• WHAT THE TASK ASKS
Reproduce each line exactly. Skip none.

[Collected data entries]
* * * * *

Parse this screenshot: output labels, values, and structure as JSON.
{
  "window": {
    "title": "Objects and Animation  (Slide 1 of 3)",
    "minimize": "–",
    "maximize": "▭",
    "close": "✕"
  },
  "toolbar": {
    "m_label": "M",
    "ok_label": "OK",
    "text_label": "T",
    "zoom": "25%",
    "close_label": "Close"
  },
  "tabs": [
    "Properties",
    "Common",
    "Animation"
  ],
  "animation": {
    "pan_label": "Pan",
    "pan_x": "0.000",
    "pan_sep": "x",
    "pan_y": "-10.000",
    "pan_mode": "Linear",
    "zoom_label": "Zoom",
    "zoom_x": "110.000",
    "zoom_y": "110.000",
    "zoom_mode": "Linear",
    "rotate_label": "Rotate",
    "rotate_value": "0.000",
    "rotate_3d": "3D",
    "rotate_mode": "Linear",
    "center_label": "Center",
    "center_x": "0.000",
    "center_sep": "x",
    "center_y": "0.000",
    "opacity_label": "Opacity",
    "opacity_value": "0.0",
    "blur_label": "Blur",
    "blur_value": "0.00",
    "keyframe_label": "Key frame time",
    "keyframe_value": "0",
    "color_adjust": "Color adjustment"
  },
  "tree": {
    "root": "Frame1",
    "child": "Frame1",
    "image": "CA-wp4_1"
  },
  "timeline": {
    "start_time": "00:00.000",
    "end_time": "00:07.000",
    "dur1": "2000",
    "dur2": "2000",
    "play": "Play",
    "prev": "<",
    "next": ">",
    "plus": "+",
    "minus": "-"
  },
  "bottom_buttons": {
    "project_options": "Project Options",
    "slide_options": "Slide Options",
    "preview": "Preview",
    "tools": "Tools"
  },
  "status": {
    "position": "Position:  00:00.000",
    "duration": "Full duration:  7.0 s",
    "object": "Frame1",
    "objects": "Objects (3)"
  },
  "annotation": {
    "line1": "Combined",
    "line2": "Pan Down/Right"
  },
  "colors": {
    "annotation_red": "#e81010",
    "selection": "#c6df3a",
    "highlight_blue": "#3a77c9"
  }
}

* * * * *

• FINAL RESULT
Parse this screenshot: output labels, values, and structure as JSON.
{
  "window": {
    "title": "Objects and Animation  (Slide 1 of 3)",
    "minimize": "–",
    "maximize": "▭",
    "close": "✕"
  },
  "toolbar": {
    "m_label": "M",
    "ok_label": "OK",
    "text_label": "T",
    "zoom": "25%",
    "close_label": "Close"
  },
  "tabs": [
    "Properties",
    "Common",
    "Animation"
  ],
  "animation": {
    "pan_label": "Pan",
    "pan_x": "0.000",
    "pan_sep": "x",
    "pan_y": "-10.000",
    "pan_mode": "Linear",
    "zoom_label": "Zoom",
    "zoom_x": "110.000",
    "zoom_y": "110.000",
    "zoom_mode": "Linear",
    "rotate_label": "Rotate",
    "rotate_value": "0.000",
    "rotate_3d": "3D",
    "rotate_mode": "Linear",
    "center_label": "Center",
    "center_x": "0.000",
    "center_sep": "x",
    "center_y": "0.000",
    "opacity_label": "Opacity",
    "opacity_value": "0.0",
    "blur_label": "Blur",
    "blur_value": "0.00",
    "keyframe_label": "Key frame time",
    "keyframe_value": "0",
    "color_adjust": "Color adjustment"
  },
  "tree": {
    "root": "Frame1",
    "child": "Frame1",
    "image": "CA-wp4_1"
  },
  "timeline": {
    "start_time": "00:00.000",
    "end_time": "00:07.000",
    "dur1": "2000",
    "dur2": "2000",
    "play": "Play",
    "prev": "<",
    "next": ">",
    "plus": "+",
    "minus": "-"
  },
  "bottom_buttons": {
    "project_options": "Project Options",
    "slide_options": "Slide Options",
    "preview": "Preview",
    "tools": "Tools"
  },
  "status": {
    "position": "Position:  00:00.000",
    "duration": "Full duration:  7.0 s",
    "object": "Frame1",
    "objects": "Objects (3)"
  },
  "annotation": {
    "line1": "Combined",
    "line2": "Pan Down/Right"
  },
  "colors": {
    "annotation_red": "#e81010",
    "selection": "#c6df3a",
    "highlight_blue": "#3a77c9"
  }
}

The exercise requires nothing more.